TASK DESCRIPTION: Output all the entries word for word. Omit the pictures.

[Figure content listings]
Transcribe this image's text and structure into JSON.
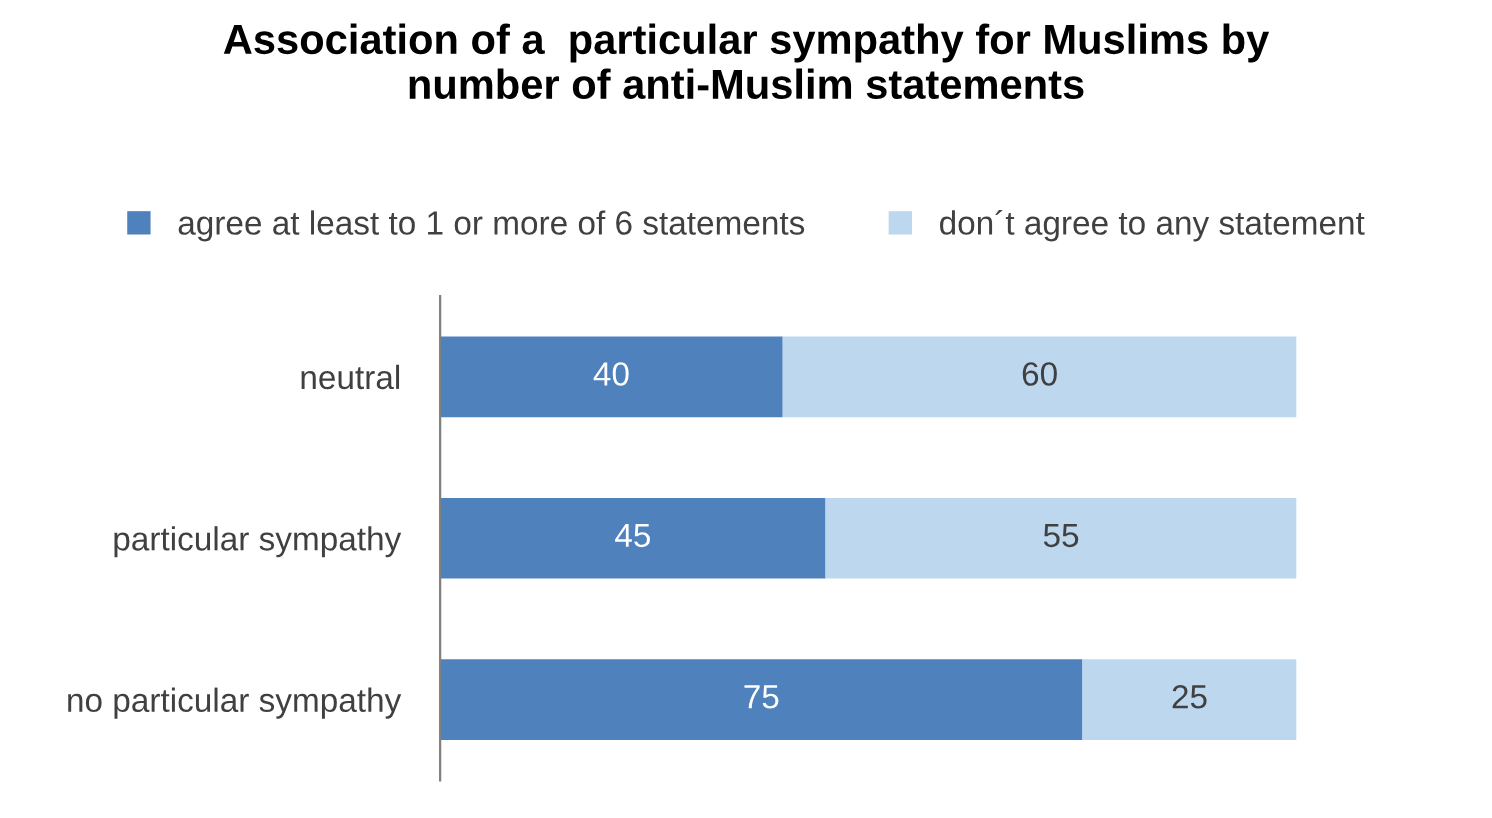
{
  "chart_data": {
    "type": "bar",
    "orientation": "horizontal",
    "stacked": true,
    "title": "Association of a  particular sympathy for Muslims by\nnumber of anti-Muslim statements",
    "categories": [
      "neutral",
      "particular sympathy",
      "no particular sympathy"
    ],
    "series": [
      {
        "name": "agree at least to 1 or more of 6 statements",
        "color": "#4f81bd",
        "values": [
          40,
          45,
          75
        ]
      },
      {
        "name": "don´t agree to any statement",
        "color": "#bdd7ee",
        "values": [
          60,
          55,
          25
        ]
      }
    ],
    "data_labels": true,
    "legend": "top",
    "grid": false,
    "tick_labels": "y"
  }
}
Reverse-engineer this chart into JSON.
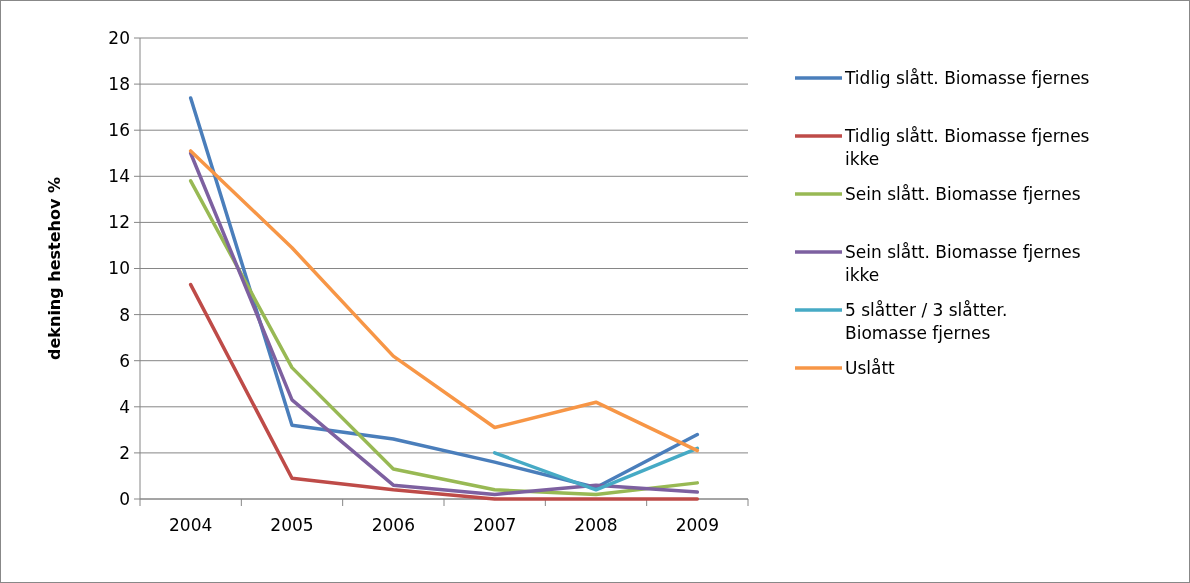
{
  "chart_data": {
    "type": "line",
    "ylabel": "dekning hestehov %",
    "categories": [
      "2004",
      "2005",
      "2006",
      "2007",
      "2008",
      "2009"
    ],
    "ylim": [
      0,
      20
    ],
    "yticks": [
      0,
      2,
      4,
      6,
      8,
      10,
      12,
      14,
      16,
      18,
      20
    ],
    "grid": "y",
    "legend": "right",
    "marker": "none",
    "line_style": "solid",
    "series": [
      {
        "name": "Tidlig slått. Biomasse fjernes",
        "color": "#4a7ebb",
        "values": [
          17.4,
          3.2,
          2.6,
          1.6,
          0.5,
          2.8
        ]
      },
      {
        "name": "Tidlig slått. Biomasse fjernes ikke",
        "color": "#be4b48",
        "values": [
          9.3,
          0.9,
          0.4,
          0,
          0,
          0
        ]
      },
      {
        "name": "Sein slått. Biomasse fjernes",
        "color": "#98b954",
        "values": [
          13.8,
          5.7,
          1.3,
          0.4,
          0.2,
          0.7
        ]
      },
      {
        "name": "Sein slått. Biomasse fjernes ikke",
        "color": "#7d60a0",
        "values": [
          15.0,
          4.3,
          0.6,
          0.2,
          0.6,
          0.3
        ]
      },
      {
        "name": "5 slåtter / 3 slåtter. Biomasse fjernes",
        "color": "#46aac5",
        "values": [
          null,
          null,
          null,
          2.0,
          0.4,
          2.2
        ]
      },
      {
        "name": "Uslått",
        "color": "#f79646",
        "values": [
          15.1,
          10.9,
          6.2,
          3.1,
          4.2,
          2.1
        ]
      }
    ]
  }
}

TASK ANSWER:
Transcribe this image's text and structure into JSON.
{
  "chart_data": {
    "type": "bar",
    "orientation": "horizontal",
    "stacked": true,
    "title": "Association of a  particular sympathy for Muslims by\nnumber of anti-Muslim statements",
    "categories": [
      "neutral",
      "particular sympathy",
      "no particular sympathy"
    ],
    "series": [
      {
        "name": "agree at least to 1 or more of 6 statements",
        "color": "#4f81bd",
        "values": [
          40,
          45,
          75
        ]
      },
      {
        "name": "don´t agree to any statement",
        "color": "#bdd7ee",
        "values": [
          60,
          55,
          25
        ]
      }
    ],
    "data_labels": true,
    "legend": "top",
    "grid": false,
    "tick_labels": "y"
  }
}
Reverse-engineer this chart into JSON.
{
  "chart_data": {
    "type": "line",
    "ylabel": "dekning hestehov %",
    "categories": [
      "2004",
      "2005",
      "2006",
      "2007",
      "2008",
      "2009"
    ],
    "ylim": [
      0,
      20
    ],
    "yticks": [
      0,
      2,
      4,
      6,
      8,
      10,
      12,
      14,
      16,
      18,
      20
    ],
    "grid": "y",
    "legend": "right",
    "marker": "none",
    "line_style": "solid",
    "series": [
      {
        "name": "Tidlig slått. Biomasse fjernes",
        "color": "#4a7ebb",
        "values": [
          17.4,
          3.2,
          2.6,
          1.6,
          0.5,
          2.8
        ]
      },
      {
        "name": "Tidlig slått. Biomasse fjernes ikke",
        "color": "#be4b48",
        "values": [
          9.3,
          0.9,
          0.4,
          0,
          0,
          0
        ]
      },
      {
        "name": "Sein slått. Biomasse fjernes",
        "color": "#98b954",
        "values": [
          13.8,
          5.7,
          1.3,
          0.4,
          0.2,
          0.7
        ]
      },
      {
        "name": "Sein slått. Biomasse fjernes ikke",
        "color": "#7d60a0",
        "values": [
          15.0,
          4.3,
          0.6,
          0.2,
          0.6,
          0.3
        ]
      },
      {
        "name": "5 slåtter / 3 slåtter. Biomasse fjernes",
        "color": "#46aac5",
        "values": [
          null,
          null,
          null,
          2.0,
          0.4,
          2.2
        ]
      },
      {
        "name": "Uslått",
        "color": "#f79646",
        "values": [
          15.1,
          10.9,
          6.2,
          3.1,
          4.2,
          2.1
        ]
      }
    ]
  }
}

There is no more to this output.